## Stored records
==============================
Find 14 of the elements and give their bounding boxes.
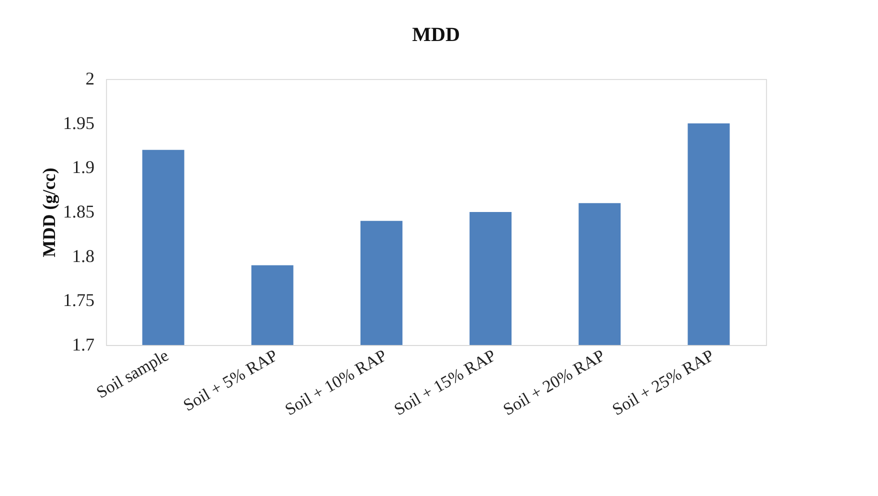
y-tick-label: 1.95 xyxy=(63,112,94,133)
y-tick-label: 1.9 xyxy=(72,157,94,178)
x-tick-label: Soil + 20% RAP xyxy=(500,346,608,420)
x-tick-label: Soil + 10% RAP xyxy=(282,346,390,420)
y-tick-label: 1.75 xyxy=(63,290,94,310)
y-tick-label: 1.85 xyxy=(63,202,94,222)
chart-title: MDD xyxy=(412,24,460,46)
x-tick-label: Soil + 15% RAP xyxy=(390,346,500,420)
y-tick-label: 2 xyxy=(86,68,94,88)
y-axis-title: MDD (g/cc) xyxy=(39,168,59,258)
x-tick-label: Soil + 5% RAP xyxy=(180,346,281,415)
y-tick-label: 1.7 xyxy=(72,334,94,354)
y-tick-label: 1.8 xyxy=(72,246,94,266)
x-tick-label: Soil + 25% RAP xyxy=(609,346,718,420)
==============================
## Short problem
Count the lines of the records that contain the string "tick", treating uppercase and lowercase as different, and reply with only the number.

## Solution
12